── Dataset content
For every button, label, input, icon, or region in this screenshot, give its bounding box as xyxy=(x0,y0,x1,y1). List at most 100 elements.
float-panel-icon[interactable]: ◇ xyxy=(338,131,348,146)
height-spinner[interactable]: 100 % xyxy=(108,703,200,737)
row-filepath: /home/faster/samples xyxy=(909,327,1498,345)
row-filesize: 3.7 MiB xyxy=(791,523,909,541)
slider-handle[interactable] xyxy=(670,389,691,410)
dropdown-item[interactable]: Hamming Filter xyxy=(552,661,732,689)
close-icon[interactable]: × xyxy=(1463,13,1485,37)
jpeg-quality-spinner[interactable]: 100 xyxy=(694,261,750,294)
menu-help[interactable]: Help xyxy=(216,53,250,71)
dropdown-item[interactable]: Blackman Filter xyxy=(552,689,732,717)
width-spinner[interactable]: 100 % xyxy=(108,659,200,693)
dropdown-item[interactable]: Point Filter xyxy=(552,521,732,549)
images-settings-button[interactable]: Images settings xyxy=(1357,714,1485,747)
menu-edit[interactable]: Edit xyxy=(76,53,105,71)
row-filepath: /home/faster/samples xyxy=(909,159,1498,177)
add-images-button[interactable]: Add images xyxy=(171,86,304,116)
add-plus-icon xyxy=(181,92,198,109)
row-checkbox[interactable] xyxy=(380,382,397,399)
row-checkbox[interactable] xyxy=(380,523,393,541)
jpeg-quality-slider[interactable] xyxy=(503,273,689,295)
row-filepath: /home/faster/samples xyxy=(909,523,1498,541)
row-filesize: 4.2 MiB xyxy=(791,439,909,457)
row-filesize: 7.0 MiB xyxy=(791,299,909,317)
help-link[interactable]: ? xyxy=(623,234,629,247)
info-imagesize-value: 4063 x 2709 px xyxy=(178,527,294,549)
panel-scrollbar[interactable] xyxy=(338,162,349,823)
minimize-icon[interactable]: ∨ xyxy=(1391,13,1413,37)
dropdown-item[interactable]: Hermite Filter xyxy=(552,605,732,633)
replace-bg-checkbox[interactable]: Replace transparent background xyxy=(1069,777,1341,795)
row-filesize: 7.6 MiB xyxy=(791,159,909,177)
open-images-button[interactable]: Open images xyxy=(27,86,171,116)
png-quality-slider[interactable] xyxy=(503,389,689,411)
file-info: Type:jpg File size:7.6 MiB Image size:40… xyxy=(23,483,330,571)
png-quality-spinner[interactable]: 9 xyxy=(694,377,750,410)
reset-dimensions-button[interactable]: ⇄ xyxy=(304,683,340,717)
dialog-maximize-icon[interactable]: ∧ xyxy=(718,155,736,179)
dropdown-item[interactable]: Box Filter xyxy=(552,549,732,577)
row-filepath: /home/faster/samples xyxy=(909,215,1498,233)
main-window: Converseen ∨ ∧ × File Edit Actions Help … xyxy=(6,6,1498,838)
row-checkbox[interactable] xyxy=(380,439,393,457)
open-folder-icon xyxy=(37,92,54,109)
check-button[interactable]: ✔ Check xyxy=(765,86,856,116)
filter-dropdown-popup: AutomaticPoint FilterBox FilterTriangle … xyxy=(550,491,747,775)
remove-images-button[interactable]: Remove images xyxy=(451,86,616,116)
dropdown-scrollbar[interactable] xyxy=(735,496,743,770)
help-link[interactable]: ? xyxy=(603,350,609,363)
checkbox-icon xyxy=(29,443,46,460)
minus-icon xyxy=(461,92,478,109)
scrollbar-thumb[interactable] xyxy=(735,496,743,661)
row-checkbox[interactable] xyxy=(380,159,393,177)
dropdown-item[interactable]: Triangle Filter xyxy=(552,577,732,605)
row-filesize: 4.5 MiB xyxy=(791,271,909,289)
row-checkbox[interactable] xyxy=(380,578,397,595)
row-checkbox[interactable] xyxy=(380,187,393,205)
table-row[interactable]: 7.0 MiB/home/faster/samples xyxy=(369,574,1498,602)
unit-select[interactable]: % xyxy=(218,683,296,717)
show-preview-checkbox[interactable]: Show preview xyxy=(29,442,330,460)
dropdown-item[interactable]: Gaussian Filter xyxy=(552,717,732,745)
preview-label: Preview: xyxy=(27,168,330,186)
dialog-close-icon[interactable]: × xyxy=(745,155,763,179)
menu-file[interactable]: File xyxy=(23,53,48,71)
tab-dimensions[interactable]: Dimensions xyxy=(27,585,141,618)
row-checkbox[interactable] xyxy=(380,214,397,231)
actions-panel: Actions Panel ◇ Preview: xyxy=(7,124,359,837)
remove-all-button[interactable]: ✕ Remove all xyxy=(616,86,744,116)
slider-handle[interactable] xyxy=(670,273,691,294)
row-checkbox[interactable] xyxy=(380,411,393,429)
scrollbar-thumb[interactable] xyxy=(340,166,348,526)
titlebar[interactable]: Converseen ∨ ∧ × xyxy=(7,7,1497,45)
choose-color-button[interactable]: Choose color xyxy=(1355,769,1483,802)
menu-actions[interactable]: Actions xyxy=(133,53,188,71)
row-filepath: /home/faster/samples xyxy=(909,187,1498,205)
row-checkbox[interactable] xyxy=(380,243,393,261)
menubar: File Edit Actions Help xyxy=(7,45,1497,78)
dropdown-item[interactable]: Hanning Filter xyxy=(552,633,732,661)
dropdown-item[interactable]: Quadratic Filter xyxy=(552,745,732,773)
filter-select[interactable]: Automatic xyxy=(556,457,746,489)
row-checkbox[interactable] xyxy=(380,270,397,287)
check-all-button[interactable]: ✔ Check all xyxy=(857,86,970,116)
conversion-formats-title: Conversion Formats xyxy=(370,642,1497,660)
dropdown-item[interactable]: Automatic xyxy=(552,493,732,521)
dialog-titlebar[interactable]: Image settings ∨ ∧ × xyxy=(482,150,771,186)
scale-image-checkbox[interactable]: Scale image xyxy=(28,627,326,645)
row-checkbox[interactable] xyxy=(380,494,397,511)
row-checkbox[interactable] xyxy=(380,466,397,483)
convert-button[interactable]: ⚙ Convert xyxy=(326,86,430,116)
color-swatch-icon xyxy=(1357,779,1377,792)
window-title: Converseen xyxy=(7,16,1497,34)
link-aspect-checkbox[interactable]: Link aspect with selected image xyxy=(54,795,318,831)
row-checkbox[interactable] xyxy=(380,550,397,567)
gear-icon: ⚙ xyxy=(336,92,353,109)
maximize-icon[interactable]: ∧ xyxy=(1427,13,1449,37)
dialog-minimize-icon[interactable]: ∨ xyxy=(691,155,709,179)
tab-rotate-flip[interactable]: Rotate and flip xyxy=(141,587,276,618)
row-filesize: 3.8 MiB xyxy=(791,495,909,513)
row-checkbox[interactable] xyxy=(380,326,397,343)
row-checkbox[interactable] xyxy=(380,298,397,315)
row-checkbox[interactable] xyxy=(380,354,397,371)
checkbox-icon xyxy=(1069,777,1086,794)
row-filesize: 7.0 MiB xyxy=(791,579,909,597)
────
## Task instructions
Rewrite the data above as a numbered list, leaving out any blank lines.

## Written solution
1. For every button, label, input, icon, or region in this screenshot, give its bounding box as xyxy=(x0,y0,x1,y1). List at most 100 elements.
2. float-panel-icon[interactable]: ◇ xyxy=(338,131,348,146)
3. height-spinner[interactable]: 100 % xyxy=(108,703,200,737)
4. row-filepath: /home/faster/samples xyxy=(909,327,1498,345)
5. row-filesize: 3.7 MiB xyxy=(791,523,909,541)
6. slider-handle[interactable] xyxy=(670,389,691,410)
7. dropdown-item[interactable]: Hamming Filter xyxy=(552,661,732,689)
8. close-icon[interactable]: × xyxy=(1463,13,1485,37)
9. jpeg-quality-spinner[interactable]: 100 xyxy=(694,261,750,294)
10. menu-help[interactable]: Help xyxy=(216,53,250,71)
11. dropdown-item[interactable]: Blackman Filter xyxy=(552,689,732,717)
12. width-spinner[interactable]: 100 % xyxy=(108,659,200,693)
13. dropdown-item[interactable]: Point Filter xyxy=(552,521,732,549)
14. images-settings-button[interactable]: Images settings xyxy=(1357,714,1485,747)
15. menu-edit[interactable]: Edit xyxy=(76,53,105,71)
16. row-filepath: /home/faster/samples xyxy=(909,159,1498,177)
17. add-images-button[interactable]: Add images xyxy=(171,86,304,116)
18. add-plus-icon xyxy=(181,92,198,109)
19. row-checkbox[interactable] xyxy=(380,382,397,399)
20. row-checkbox[interactable] xyxy=(380,523,393,541)
21. jpeg-quality-slider[interactable] xyxy=(503,273,689,295)
22. row-filepath: /home/faster/samples xyxy=(909,523,1498,541)
23. row-filesize: 4.2 MiB xyxy=(791,439,909,457)
24. row-filesize: 7.0 MiB xyxy=(791,299,909,317)
25. help-link[interactable]: ? xyxy=(623,234,629,247)
26. info-imagesize-value: 4063 x 2709 px xyxy=(178,527,294,549)
27. panel-scrollbar[interactable] xyxy=(338,162,349,823)
28. minimize-icon[interactable]: ∨ xyxy=(1391,13,1413,37)
29. dropdown-item[interactable]: Hermite Filter xyxy=(552,605,732,633)
30. replace-bg-checkbox[interactable]: Replace transparent background xyxy=(1069,777,1341,795)
31. row-filesize: 7.6 MiB xyxy=(791,159,909,177)
32. open-images-button[interactable]: Open images xyxy=(27,86,171,116)
33. png-quality-slider[interactable] xyxy=(503,389,689,411)
34. file-info: Type:jpg File size:7.6 MiB Image size:40… xyxy=(23,483,330,571)
35. png-quality-spinner[interactable]: 9 xyxy=(694,377,750,410)
36. reset-dimensions-button[interactable]: ⇄ xyxy=(304,683,340,717)
37. dialog-maximize-icon[interactable]: ∧ xyxy=(718,155,736,179)
38. dropdown-item[interactable]: Box Filter xyxy=(552,549,732,577)
39. row-filepath: /home/faster/samples xyxy=(909,215,1498,233)
40. main-window: Converseen ∨ ∧ × File Edit Actions Help … xyxy=(6,6,1498,838)
41. row-checkbox[interactable] xyxy=(380,439,393,457)
42. open-folder-icon xyxy=(37,92,54,109)
43. check-button[interactable]: ✔ Check xyxy=(765,86,856,116)
44. filter-dropdown-popup: AutomaticPoint FilterBox FilterTriangle … xyxy=(550,491,747,775)
45. remove-images-button[interactable]: Remove images xyxy=(451,86,616,116)
46. dropdown-scrollbar[interactable] xyxy=(735,496,743,770)
47. help-link[interactable]: ? xyxy=(603,350,609,363)
48. checkbox-icon xyxy=(29,443,46,460)
49. minus-icon xyxy=(461,92,478,109)
50. scrollbar-thumb[interactable] xyxy=(735,496,743,661)
51. row-checkbox[interactable] xyxy=(380,159,393,177)
52. dropdown-item[interactable]: Triangle Filter xyxy=(552,577,732,605)
53. row-filesize: 4.5 MiB xyxy=(791,271,909,289)
54. row-checkbox[interactable] xyxy=(380,578,397,595)
55. row-checkbox[interactable] xyxy=(380,187,393,205)
56. table-row[interactable]: 7.0 MiB/home/faster/samples xyxy=(369,574,1498,602)
57. unit-select[interactable]: % xyxy=(218,683,296,717)
58. show-preview-checkbox[interactable]: Show preview xyxy=(29,442,330,460)
59. dropdown-item[interactable]: Gaussian Filter xyxy=(552,717,732,745)
60. preview-label: Preview: xyxy=(27,168,330,186)
61. dialog-close-icon[interactable]: × xyxy=(745,155,763,179)
62. menu-file[interactable]: File xyxy=(23,53,48,71)
63. tab-dimensions[interactable]: Dimensions xyxy=(27,585,141,618)
64. row-checkbox[interactable] xyxy=(380,214,397,231)
65. actions-panel: Actions Panel ◇ Preview: xyxy=(7,124,359,837)
66. remove-all-button[interactable]: ✕ Remove all xyxy=(616,86,744,116)
67. slider-handle[interactable] xyxy=(670,273,691,294)
68. row-checkbox[interactable] xyxy=(380,411,393,429)
69. scrollbar-thumb[interactable] xyxy=(340,166,348,526)
70. titlebar[interactable]: Converseen ∨ ∧ × xyxy=(7,7,1497,45)
71. choose-color-button[interactable]: Choose color xyxy=(1355,769,1483,802)
72. menu-actions[interactable]: Actions xyxy=(133,53,188,71)
73. row-filepath: /home/faster/samples xyxy=(909,187,1498,205)
74. row-checkbox[interactable] xyxy=(380,243,393,261)
75. menubar: File Edit Actions Help xyxy=(7,45,1497,78)
76. dropdown-item[interactable]: Hanning Filter xyxy=(552,633,732,661)
77. dropdown-item[interactable]: Quadratic Filter xyxy=(552,745,732,773)
78. filter-select[interactable]: Automatic xyxy=(556,457,746,489)
79. row-checkbox[interactable] xyxy=(380,270,397,287)
80. check-all-button[interactable]: ✔ Check all xyxy=(857,86,970,116)
81. conversion-formats-title: Conversion Formats xyxy=(370,642,1497,660)
82. dropdown-item[interactable]: Automatic xyxy=(552,493,732,521)
83. dialog-titlebar[interactable]: Image settings ∨ ∧ × xyxy=(482,150,771,186)
84. scale-image-checkbox[interactable]: Scale image xyxy=(28,627,326,645)
85. row-checkbox[interactable] xyxy=(380,494,397,511)
86. row-checkbox[interactable] xyxy=(380,466,397,483)
87. convert-button[interactable]: ⚙ Convert xyxy=(326,86,430,116)
88. color-swatch-icon xyxy=(1357,779,1377,792)
89. window-title: Converseen xyxy=(7,16,1497,34)
90. link-aspect-checkbox[interactable]: Link aspect with selected image xyxy=(54,795,318,831)
91. row-checkbox[interactable] xyxy=(380,550,397,567)
92. gear-icon: ⚙ xyxy=(336,92,353,109)
93. maximize-icon[interactable]: ∧ xyxy=(1427,13,1449,37)
94. dialog-minimize-icon[interactable]: ∨ xyxy=(691,155,709,179)
95. tab-rotate-flip[interactable]: Rotate and flip xyxy=(141,587,276,618)
96. row-filesize: 3.8 MiB xyxy=(791,495,909,513)
97. row-checkbox[interactable] xyxy=(380,326,397,343)
98. row-checkbox[interactable] xyxy=(380,298,397,315)
99. row-checkbox[interactable] xyxy=(380,354,397,371)
100. checkbox-icon xyxy=(1069,777,1086,794)
101. row-filesize: 7.0 MiB xyxy=(791,579,909,597)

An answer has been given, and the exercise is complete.